§ **Exercise prompt**
Gather up the lines that contain "screenshot".

** Begin Data to use **

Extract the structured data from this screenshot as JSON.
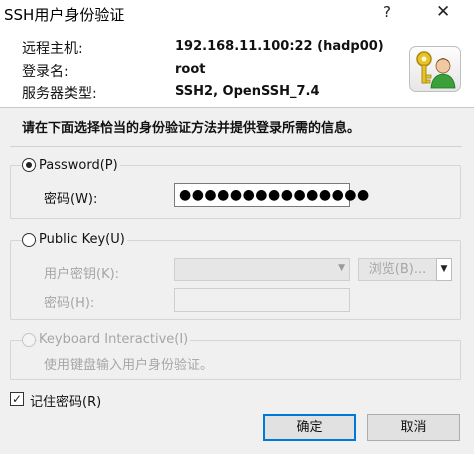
{
  "window": {
    "title": "SSH用户身份验证",
    "help_glyph": "?",
    "close_glyph": "✕"
  },
  "info": {
    "host_label": "远程主机:",
    "host_value": "192.168.11.100:22 (hadp00)",
    "login_label": "登录名:",
    "login_value": "root",
    "server_label": "服务器类型:",
    "server_value": "SSH2, OpenSSH_7.4"
  },
  "instruction": "请在下面选择恰当的身份验证方法并提供登录所需的信息。",
  "password_group": {
    "label": "Password(P)",
    "field_label": "密码(W):",
    "field_value": "●●●●●●●●●●●●●●●"
  },
  "publickey_group": {
    "label": "Public Key(U)",
    "key_label": "用户密钥(K):",
    "browse_label": "浏览(B)...",
    "browse_arrow": "▼",
    "pass_label": "密码(H):"
  },
  "keyboard_group": {
    "label": "Keyboard Interactive(I)",
    "description": "使用键盘输入用户身份验证。"
  },
  "remember": {
    "label": "记住密码(R)",
    "checked_glyph": "✓"
  },
  "buttons": {
    "ok": "确定",
    "cancel": "取消"
  }
}
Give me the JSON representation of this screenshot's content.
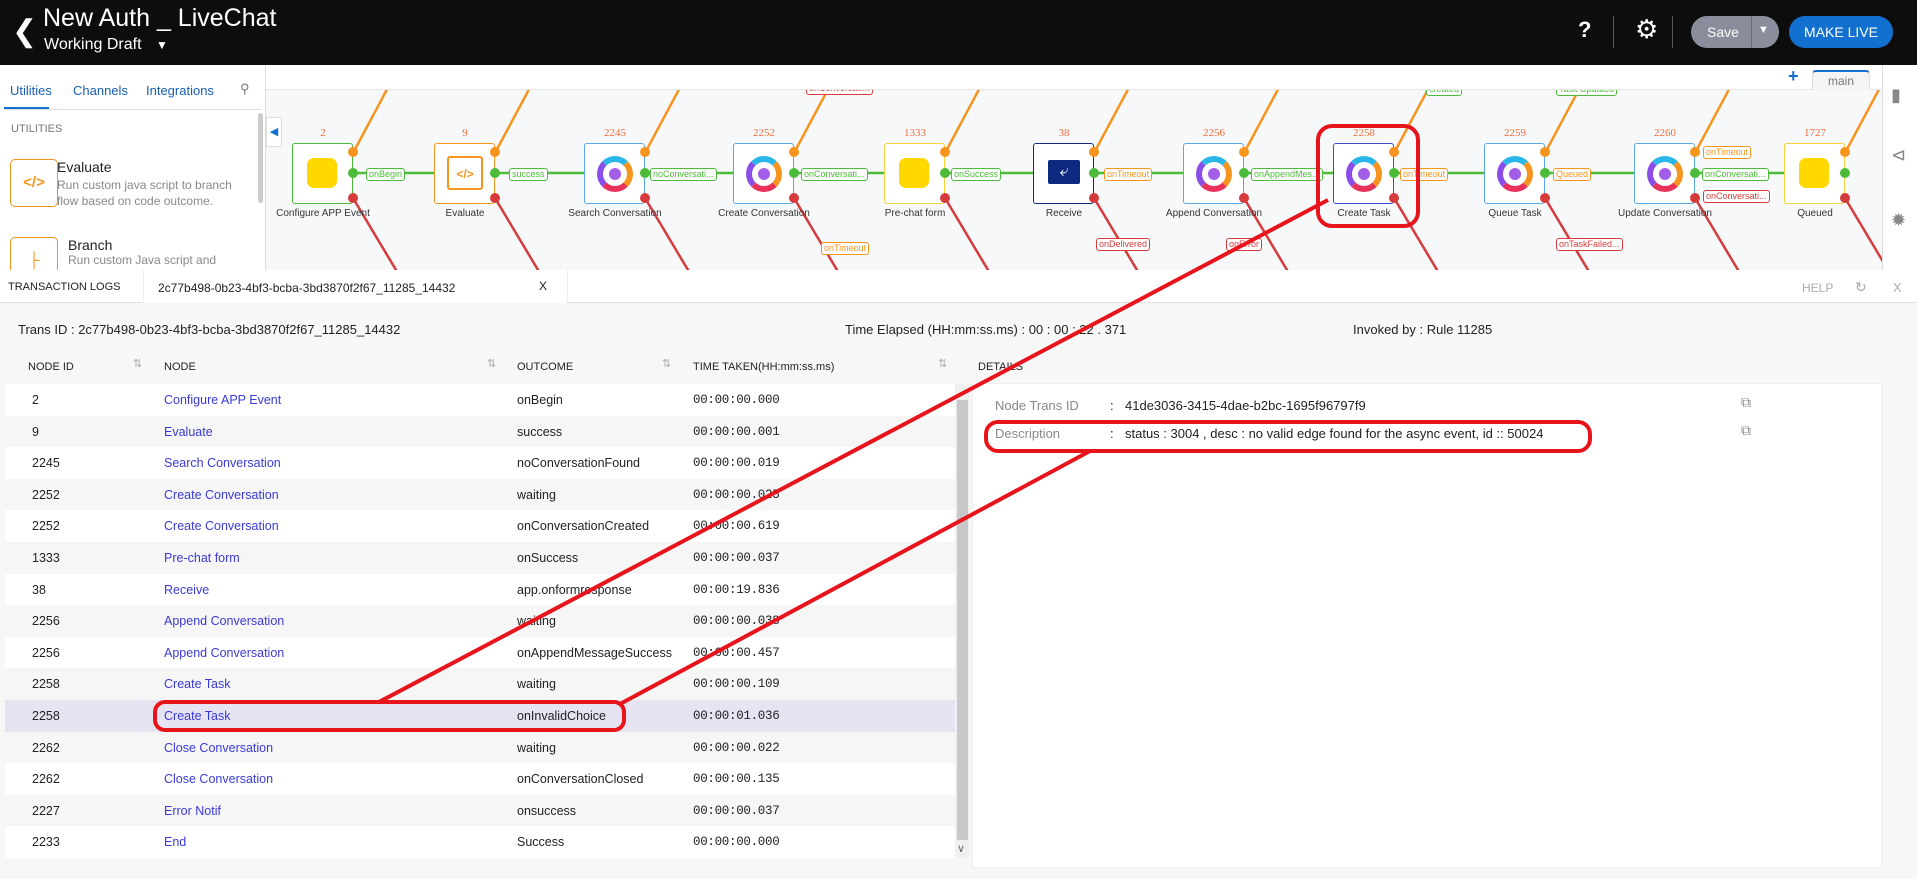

** End Data to use **

§ **Answer to the exercise**
Extract the structured data from this screenshot as JSON.
Give me the JSON representation of this screenshot's content.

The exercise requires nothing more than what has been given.